Dataset rows about figures
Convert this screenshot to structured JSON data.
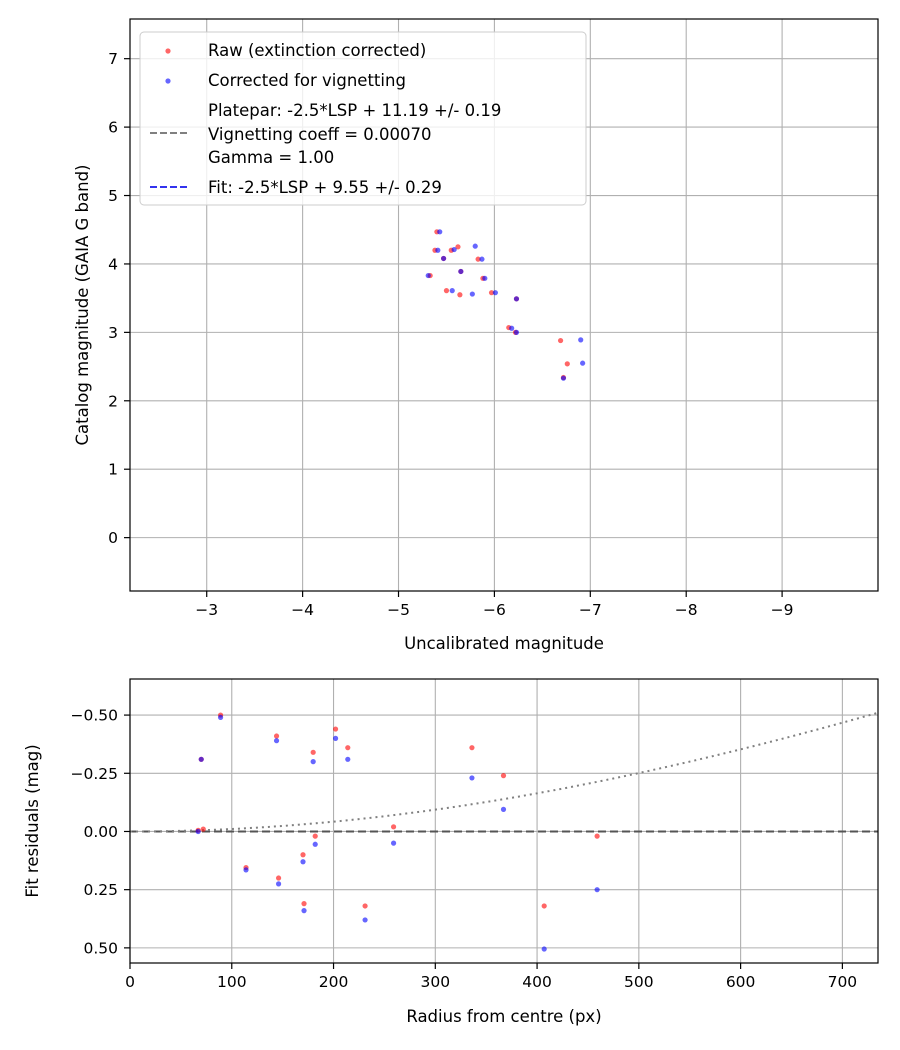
{
  "chart_data": [
    {
      "type": "scatter",
      "xlabel": "Uncalibrated magnitude",
      "ylabel": "Catalog magnitude (GAIA G band)",
      "xlim": [
        -2.2,
        -10.0
      ],
      "ylim": [
        7.58,
        -0.78
      ],
      "x_inverted": true,
      "y_inverted": true,
      "xticks": [
        -3,
        -4,
        -5,
        -6,
        -7,
        -8,
        -9
      ],
      "xtick_labels": [
        "−3",
        "−4",
        "−5",
        "−6",
        "−7",
        "−8",
        "−9"
      ],
      "yticks": [
        0,
        1,
        2,
        3,
        4,
        5,
        6,
        7
      ],
      "ytick_labels": [
        "0",
        "1",
        "2",
        "3",
        "4",
        "5",
        "6",
        "7"
      ],
      "grid": true,
      "legend_position": "top-left",
      "legend": [
        {
          "label": "Raw (extinction corrected)",
          "kind": "marker",
          "color": "#ff0000"
        },
        {
          "label": "Corrected for vignetting",
          "kind": "marker",
          "color": "#0000ff"
        },
        {
          "label": "Platepar: -2.5*LSP + 11.19 +/- 0.19",
          "kind": "none"
        },
        {
          "label": "Vignetting coeff = 0.00070",
          "kind": "dashed",
          "color": "#808080"
        },
        {
          "label": "Gamma = 1.00",
          "kind": "none"
        },
        {
          "label": "Fit: -2.5*LSP + 9.55 +/- 0.29",
          "kind": "dashed",
          "color": "#3333ee"
        }
      ],
      "lines": [
        {
          "name": "Platepar",
          "slope": -1,
          "intercept": 11.19,
          "color": "#808080"
        },
        {
          "name": "Fit",
          "slope": -1,
          "intercept": 9.55,
          "color": "#3333ee"
        }
      ],
      "series": [
        {
          "name": "Raw (extinction corrected)",
          "color": "#ff0000",
          "points": [
            [
              -6.76,
              2.54
            ],
            [
              -6.69,
              2.88
            ],
            [
              -6.72,
              2.34
            ],
            [
              -6.22,
              3.0
            ],
            [
              -6.15,
              3.07
            ],
            [
              -6.23,
              3.49
            ],
            [
              -5.97,
              3.58
            ],
            [
              -5.88,
              3.79
            ],
            [
              -5.64,
              3.55
            ],
            [
              -5.5,
              3.61
            ],
            [
              -5.33,
              3.83
            ],
            [
              -5.83,
              4.07
            ],
            [
              -5.62,
              4.25
            ],
            [
              -5.55,
              4.2
            ],
            [
              -5.38,
              4.2
            ],
            [
              -5.4,
              4.47
            ],
            [
              -5.65,
              3.89
            ],
            [
              -5.47,
              4.08
            ]
          ]
        },
        {
          "name": "Corrected for vignetting",
          "color": "#0000ff",
          "points": [
            [
              -6.92,
              2.55
            ],
            [
              -6.9,
              2.89
            ],
            [
              -6.72,
              2.33
            ],
            [
              -6.23,
              3.0
            ],
            [
              -6.18,
              3.06
            ],
            [
              -6.23,
              3.49
            ],
            [
              -6.01,
              3.58
            ],
            [
              -5.9,
              3.79
            ],
            [
              -5.77,
              3.56
            ],
            [
              -5.56,
              3.61
            ],
            [
              -5.31,
              3.83
            ],
            [
              -5.87,
              4.07
            ],
            [
              -5.8,
              4.26
            ],
            [
              -5.58,
              4.21
            ],
            [
              -5.41,
              4.2
            ],
            [
              -5.43,
              4.47
            ],
            [
              -5.65,
              3.89
            ],
            [
              -5.47,
              4.08
            ]
          ]
        }
      ]
    },
    {
      "type": "scatter",
      "xlabel": "Radius from centre (px)",
      "ylabel": "Fit residuals (mag)",
      "xlim": [
        0,
        735
      ],
      "ylim": [
        -0.655,
        0.565
      ],
      "xticks": [
        0,
        100,
        200,
        300,
        400,
        500,
        600,
        700
      ],
      "xtick_labels": [
        "0",
        "100",
        "200",
        "300",
        "400",
        "500",
        "600",
        "700"
      ],
      "yticks": [
        0.5,
        0.25,
        0.0,
        -0.25,
        -0.5
      ],
      "ytick_labels": [
        "0.50",
        "0.25",
        "0.00",
        "−0.25",
        "−0.50"
      ],
      "grid": true,
      "lines": [
        {
          "name": "zero",
          "kind": "dashed",
          "color": "#555555",
          "value": 0
        },
        {
          "name": "vignetting model",
          "kind": "dotted",
          "color": "#808080",
          "coeff": 0.0007
        }
      ],
      "series": [
        {
          "name": "Raw (extinction corrected)",
          "color": "#ff0000",
          "points": [
            [
              67,
              -0.005
            ],
            [
              70,
              -0.31
            ],
            [
              72,
              -0.01
            ],
            [
              89,
              -0.5
            ],
            [
              114,
              0.155
            ],
            [
              144,
              -0.41
            ],
            [
              146,
              0.2
            ],
            [
              170,
              0.1
            ],
            [
              171,
              0.31
            ],
            [
              180,
              -0.34
            ],
            [
              182,
              0.02
            ],
            [
              202,
              -0.44
            ],
            [
              214,
              -0.36
            ],
            [
              231,
              0.32
            ],
            [
              259,
              -0.02
            ],
            [
              336,
              -0.36
            ],
            [
              367,
              -0.24
            ],
            [
              407,
              0.32
            ],
            [
              459,
              0.02
            ]
          ]
        },
        {
          "name": "Corrected for vignetting",
          "color": "#0000ff",
          "points": [
            [
              67,
              -0.0
            ],
            [
              70,
              -0.31
            ],
            [
              89,
              -0.49
            ],
            [
              114,
              0.165
            ],
            [
              144,
              -0.39
            ],
            [
              146,
              0.225
            ],
            [
              170,
              0.13
            ],
            [
              171,
              0.34
            ],
            [
              180,
              -0.3
            ],
            [
              182,
              0.055
            ],
            [
              202,
              -0.4
            ],
            [
              214,
              -0.31
            ],
            [
              231,
              0.38
            ],
            [
              259,
              0.05
            ],
            [
              336,
              -0.23
            ],
            [
              367,
              -0.095
            ],
            [
              407,
              0.505
            ],
            [
              459,
              0.25
            ]
          ]
        }
      ]
    }
  ]
}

» **Exercise**: Copy out all of the data word for word. Do not carry over any picture.

» **Solution**:
Convert this screenshot to structured JSON data.
{
  "chart_data": [
    {
      "type": "scatter",
      "xlabel": "Uncalibrated magnitude",
      "ylabel": "Catalog magnitude (GAIA G band)",
      "xlim": [
        -2.2,
        -10.0
      ],
      "ylim": [
        7.58,
        -0.78
      ],
      "x_inverted": true,
      "y_inverted": true,
      "xticks": [
        -3,
        -4,
        -5,
        -6,
        -7,
        -8,
        -9
      ],
      "xtick_labels": [
        "−3",
        "−4",
        "−5",
        "−6",
        "−7",
        "−8",
        "−9"
      ],
      "yticks": [
        0,
        1,
        2,
        3,
        4,
        5,
        6,
        7
      ],
      "ytick_labels": [
        "0",
        "1",
        "2",
        "3",
        "4",
        "5",
        "6",
        "7"
      ],
      "grid": true,
      "legend_position": "top-left",
      "legend": [
        {
          "label": "Raw (extinction corrected)",
          "kind": "marker",
          "color": "#ff0000"
        },
        {
          "label": "Corrected for vignetting",
          "kind": "marker",
          "color": "#0000ff"
        },
        {
          "label": "Platepar: -2.5*LSP + 11.19 +/- 0.19",
          "kind": "none"
        },
        {
          "label": "Vignetting coeff = 0.00070",
          "kind": "dashed",
          "color": "#808080"
        },
        {
          "label": "Gamma = 1.00",
          "kind": "none"
        },
        {
          "label": "Fit: -2.5*LSP + 9.55 +/- 0.29",
          "kind": "dashed",
          "color": "#3333ee"
        }
      ],
      "lines": [
        {
          "name": "Platepar",
          "slope": -1,
          "intercept": 11.19,
          "color": "#808080"
        },
        {
          "name": "Fit",
          "slope": -1,
          "intercept": 9.55,
          "color": "#3333ee"
        }
      ],
      "series": [
        {
          "name": "Raw (extinction corrected)",
          "color": "#ff0000",
          "points": [
            [
              -6.76,
              2.54
            ],
            [
              -6.69,
              2.88
            ],
            [
              -6.72,
              2.34
            ],
            [
              -6.22,
              3.0
            ],
            [
              -6.15,
              3.07
            ],
            [
              -6.23,
              3.49
            ],
            [
              -5.97,
              3.58
            ],
            [
              -5.88,
              3.79
            ],
            [
              -5.64,
              3.55
            ],
            [
              -5.5,
              3.61
            ],
            [
              -5.33,
              3.83
            ],
            [
              -5.83,
              4.07
            ],
            [
              -5.62,
              4.25
            ],
            [
              -5.55,
              4.2
            ],
            [
              -5.38,
              4.2
            ],
            [
              -5.4,
              4.47
            ],
            [
              -5.65,
              3.89
            ],
            [
              -5.47,
              4.08
            ]
          ]
        },
        {
          "name": "Corrected for vignetting",
          "color": "#0000ff",
          "points": [
            [
              -6.92,
              2.55
            ],
            [
              -6.9,
              2.89
            ],
            [
              -6.72,
              2.33
            ],
            [
              -6.23,
              3.0
            ],
            [
              -6.18,
              3.06
            ],
            [
              -6.23,
              3.49
            ],
            [
              -6.01,
              3.58
            ],
            [
              -5.9,
              3.79
            ],
            [
              -5.77,
              3.56
            ],
            [
              -5.56,
              3.61
            ],
            [
              -5.31,
              3.83
            ],
            [
              -5.87,
              4.07
            ],
            [
              -5.8,
              4.26
            ],
            [
              -5.58,
              4.21
            ],
            [
              -5.41,
              4.2
            ],
            [
              -5.43,
              4.47
            ],
            [
              -5.65,
              3.89
            ],
            [
              -5.47,
              4.08
            ]
          ]
        }
      ]
    },
    {
      "type": "scatter",
      "xlabel": "Radius from centre (px)",
      "ylabel": "Fit residuals (mag)",
      "xlim": [
        0,
        735
      ],
      "ylim": [
        -0.655,
        0.565
      ],
      "xticks": [
        0,
        100,
        200,
        300,
        400,
        500,
        600,
        700
      ],
      "xtick_labels": [
        "0",
        "100",
        "200",
        "300",
        "400",
        "500",
        "600",
        "700"
      ],
      "yticks": [
        0.5,
        0.25,
        0.0,
        -0.25,
        -0.5
      ],
      "ytick_labels": [
        "0.50",
        "0.25",
        "0.00",
        "−0.25",
        "−0.50"
      ],
      "grid": true,
      "lines": [
        {
          "name": "zero",
          "kind": "dashed",
          "color": "#555555",
          "value": 0
        },
        {
          "name": "vignetting model",
          "kind": "dotted",
          "color": "#808080",
          "coeff": 0.0007
        }
      ],
      "series": [
        {
          "name": "Raw (extinction corrected)",
          "color": "#ff0000",
          "points": [
            [
              67,
              -0.005
            ],
            [
              70,
              -0.31
            ],
            [
              72,
              -0.01
            ],
            [
              89,
              -0.5
            ],
            [
              114,
              0.155
            ],
            [
              144,
              -0.41
            ],
            [
              146,
              0.2
            ],
            [
              170,
              0.1
            ],
            [
              171,
              0.31
            ],
            [
              180,
              -0.34
            ],
            [
              182,
              0.02
            ],
            [
              202,
              -0.44
            ],
            [
              214,
              -0.36
            ],
            [
              231,
              0.32
            ],
            [
              259,
              -0.02
            ],
            [
              336,
              -0.36
            ],
            [
              367,
              -0.24
            ],
            [
              407,
              0.32
            ],
            [
              459,
              0.02
            ]
          ]
        },
        {
          "name": "Corrected for vignetting",
          "color": "#0000ff",
          "points": [
            [
              67,
              -0.0
            ],
            [
              70,
              -0.31
            ],
            [
              89,
              -0.49
            ],
            [
              114,
              0.165
            ],
            [
              144,
              -0.39
            ],
            [
              146,
              0.225
            ],
            [
              170,
              0.13
            ],
            [
              171,
              0.34
            ],
            [
              180,
              -0.3
            ],
            [
              182,
              0.055
            ],
            [
              202,
              -0.4
            ],
            [
              214,
              -0.31
            ],
            [
              231,
              0.38
            ],
            [
              259,
              0.05
            ],
            [
              336,
              -0.23
            ],
            [
              367,
              -0.095
            ],
            [
              407,
              0.505
            ],
            [
              459,
              0.25
            ]
          ]
        }
      ]
    }
  ]
}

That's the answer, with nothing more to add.